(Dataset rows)
## start

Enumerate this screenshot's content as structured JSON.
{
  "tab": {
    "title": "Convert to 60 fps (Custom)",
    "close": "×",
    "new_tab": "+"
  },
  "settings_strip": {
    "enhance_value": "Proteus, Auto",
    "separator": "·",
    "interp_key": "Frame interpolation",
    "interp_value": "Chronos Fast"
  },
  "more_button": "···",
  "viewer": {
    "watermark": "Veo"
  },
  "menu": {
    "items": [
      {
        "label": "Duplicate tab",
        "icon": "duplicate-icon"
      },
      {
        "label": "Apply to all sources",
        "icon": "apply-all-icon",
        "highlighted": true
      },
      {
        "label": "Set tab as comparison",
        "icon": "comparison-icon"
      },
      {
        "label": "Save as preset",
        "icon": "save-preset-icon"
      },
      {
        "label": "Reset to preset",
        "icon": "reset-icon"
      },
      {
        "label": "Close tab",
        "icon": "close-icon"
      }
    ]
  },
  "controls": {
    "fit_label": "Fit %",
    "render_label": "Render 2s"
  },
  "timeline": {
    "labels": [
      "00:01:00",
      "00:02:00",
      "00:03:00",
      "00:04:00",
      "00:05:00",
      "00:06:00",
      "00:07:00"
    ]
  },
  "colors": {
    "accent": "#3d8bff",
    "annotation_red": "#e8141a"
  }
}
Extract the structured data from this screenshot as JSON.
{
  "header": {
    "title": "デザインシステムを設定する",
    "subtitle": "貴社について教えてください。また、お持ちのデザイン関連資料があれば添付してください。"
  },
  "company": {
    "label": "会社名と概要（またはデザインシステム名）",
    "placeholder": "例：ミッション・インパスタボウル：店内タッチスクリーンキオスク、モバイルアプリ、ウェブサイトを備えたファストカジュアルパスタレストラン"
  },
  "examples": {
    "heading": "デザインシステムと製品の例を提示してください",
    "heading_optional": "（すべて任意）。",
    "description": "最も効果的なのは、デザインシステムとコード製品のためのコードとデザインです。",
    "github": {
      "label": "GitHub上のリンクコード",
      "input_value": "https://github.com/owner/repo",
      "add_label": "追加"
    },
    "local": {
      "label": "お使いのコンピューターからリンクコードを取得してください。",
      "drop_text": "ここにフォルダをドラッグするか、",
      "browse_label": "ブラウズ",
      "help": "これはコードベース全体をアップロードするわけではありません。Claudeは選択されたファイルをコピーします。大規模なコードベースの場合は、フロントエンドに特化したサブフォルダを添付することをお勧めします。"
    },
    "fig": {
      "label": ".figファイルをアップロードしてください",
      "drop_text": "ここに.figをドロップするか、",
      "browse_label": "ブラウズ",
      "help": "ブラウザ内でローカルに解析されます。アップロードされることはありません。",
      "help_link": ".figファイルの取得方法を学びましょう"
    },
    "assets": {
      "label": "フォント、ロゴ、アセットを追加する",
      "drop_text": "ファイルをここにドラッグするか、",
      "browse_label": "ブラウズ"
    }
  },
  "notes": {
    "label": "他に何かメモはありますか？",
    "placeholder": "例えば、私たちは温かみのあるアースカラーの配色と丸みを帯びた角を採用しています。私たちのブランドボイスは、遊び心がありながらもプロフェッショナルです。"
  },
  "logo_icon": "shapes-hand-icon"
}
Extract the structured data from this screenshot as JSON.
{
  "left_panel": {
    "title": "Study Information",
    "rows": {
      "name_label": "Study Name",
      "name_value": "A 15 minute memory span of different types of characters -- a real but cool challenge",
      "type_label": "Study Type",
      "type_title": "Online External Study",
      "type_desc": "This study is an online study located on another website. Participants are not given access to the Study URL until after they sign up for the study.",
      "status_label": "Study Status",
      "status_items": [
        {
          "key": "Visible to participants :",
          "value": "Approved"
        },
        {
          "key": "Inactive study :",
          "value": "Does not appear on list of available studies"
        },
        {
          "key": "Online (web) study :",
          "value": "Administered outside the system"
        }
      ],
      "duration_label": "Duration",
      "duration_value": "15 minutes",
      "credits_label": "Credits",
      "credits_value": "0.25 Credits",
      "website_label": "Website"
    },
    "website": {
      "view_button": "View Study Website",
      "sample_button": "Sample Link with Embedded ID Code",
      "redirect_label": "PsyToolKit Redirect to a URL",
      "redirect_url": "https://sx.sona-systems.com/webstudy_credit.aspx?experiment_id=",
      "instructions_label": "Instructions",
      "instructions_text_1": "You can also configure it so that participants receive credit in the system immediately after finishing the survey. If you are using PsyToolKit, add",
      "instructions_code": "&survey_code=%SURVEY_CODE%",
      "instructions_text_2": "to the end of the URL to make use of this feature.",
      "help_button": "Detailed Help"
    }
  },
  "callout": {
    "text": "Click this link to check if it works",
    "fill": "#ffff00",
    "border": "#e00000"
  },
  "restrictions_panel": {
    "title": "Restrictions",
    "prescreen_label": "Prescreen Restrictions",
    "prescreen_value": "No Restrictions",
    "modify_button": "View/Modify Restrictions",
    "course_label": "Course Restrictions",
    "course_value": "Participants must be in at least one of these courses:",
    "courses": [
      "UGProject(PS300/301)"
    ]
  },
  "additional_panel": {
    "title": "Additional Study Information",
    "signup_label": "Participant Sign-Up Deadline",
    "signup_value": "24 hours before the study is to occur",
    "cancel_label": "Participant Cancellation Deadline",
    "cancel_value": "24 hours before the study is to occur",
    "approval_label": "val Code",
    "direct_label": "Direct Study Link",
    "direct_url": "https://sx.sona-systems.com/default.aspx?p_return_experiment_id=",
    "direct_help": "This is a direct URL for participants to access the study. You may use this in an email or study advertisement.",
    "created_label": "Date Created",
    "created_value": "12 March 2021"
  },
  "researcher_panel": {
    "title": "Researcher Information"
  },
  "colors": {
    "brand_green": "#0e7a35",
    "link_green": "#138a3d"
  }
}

## end

Your objective: Working from the listing above, pick out every line that has "PsyToolKit" and copy it.

The output:
      "redirect_label": "PsyToolKit Redirect to a URL",
      "instructions_text_1": "You can also configure it so that participants receive credit in the system immediately after finishing the survey. If you are using PsyToolKit, add",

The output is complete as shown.